EXERCISE DETAILS: Look through the material below. Copy every line with the string "posizione" in it.

RECORDS FOR THE EXERCISE:
____________

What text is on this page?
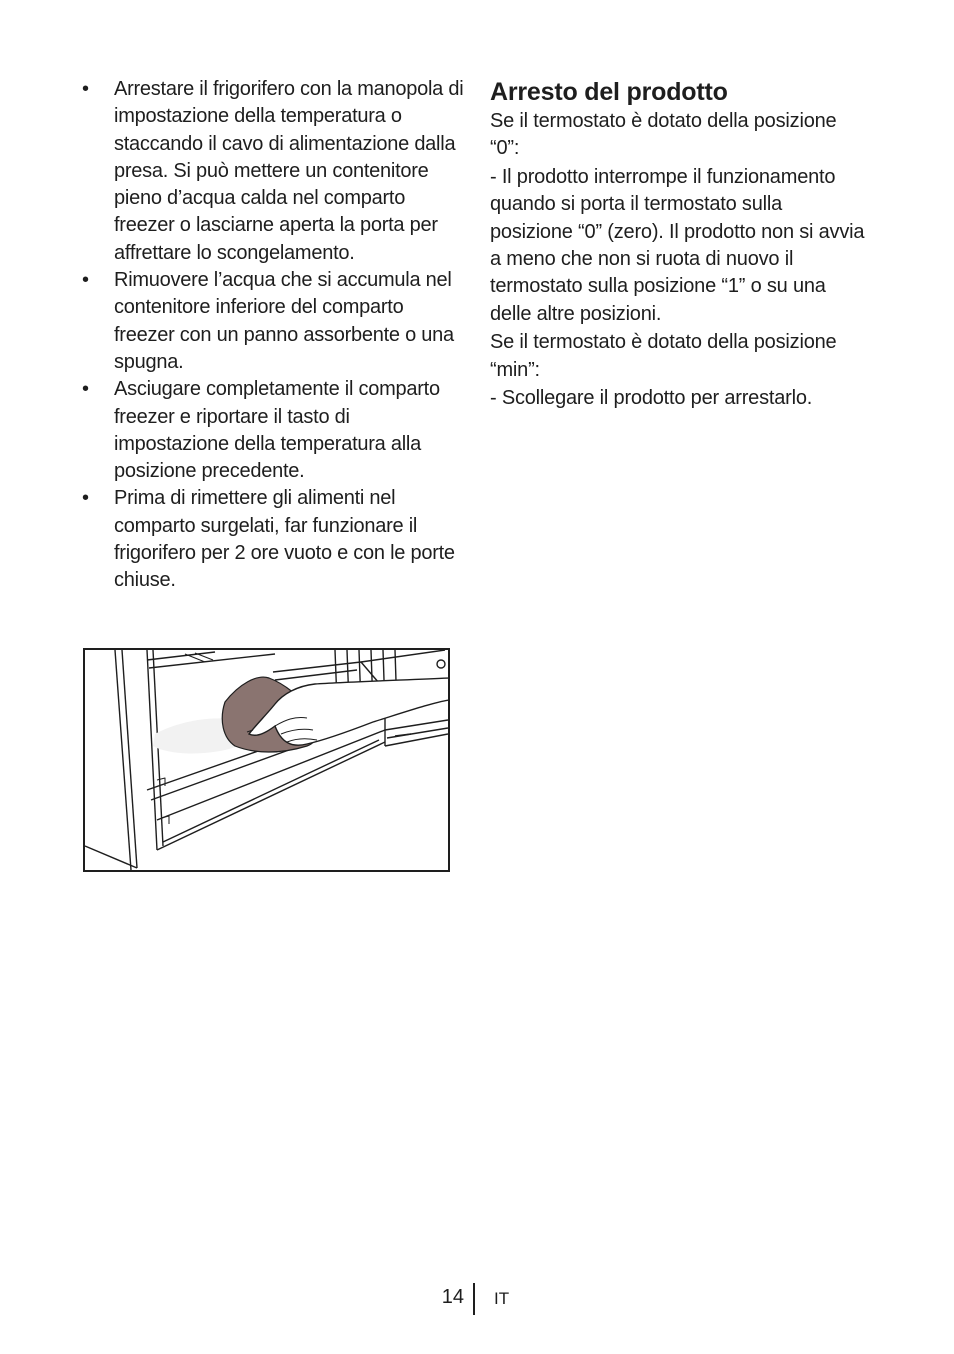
• Arrestare il frigorifero con la manopola di impostazione della temperatura o staccando il cavo di alimentazione dalla presa. Si può mettere un contenitore pieno d’acqua calda nel comparto freezer o lasciarne aperta la porta per affrettare lo scongelamento.
• Rimuovere l’acqua che si accumula nel contenitore inferiore del comparto freezer con un panno assorbente o una spugna.
• Asciugare completamente il comparto freezer e riportare il tasto di impostazione della temperatura alla posizione precedente.
• Prima di rimettere gli alimenti nel comparto surgelati, far funzionare il frigorifero per 2 ore vuoto e con le porte chiuse.
Arresto del prodotto

Se il termostato è dotato della posizione “0”:

- Il prodotto interrompe il funzionamento quando si porta il termostato sulla posizione “0” (zero). Il prodotto non si avvia a meno che non si ruota di nuovo il termostato sulla posizione “1” o su una delle altre posizioni.

Se il termostato è dotato della posizione “min”:

- Scollegare il prodotto per arrestarlo.

14 IT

____________

PROBLEM SOLUTION:
• Asciugare completamente il comparto freezer e riportare il tasto di impostazione della temperatura alla posizione precedente.
Se il termostato è dotato della posizione “0”:
- Il prodotto interrompe il funzionamento quando si porta il termostato sulla posizione “0” (zero). Il prodotto non si avvia a meno che non si ruota di nuovo il termostato sulla posizione “1” o su una delle altre posizioni.
Se il termostato è dotato della posizione “min”:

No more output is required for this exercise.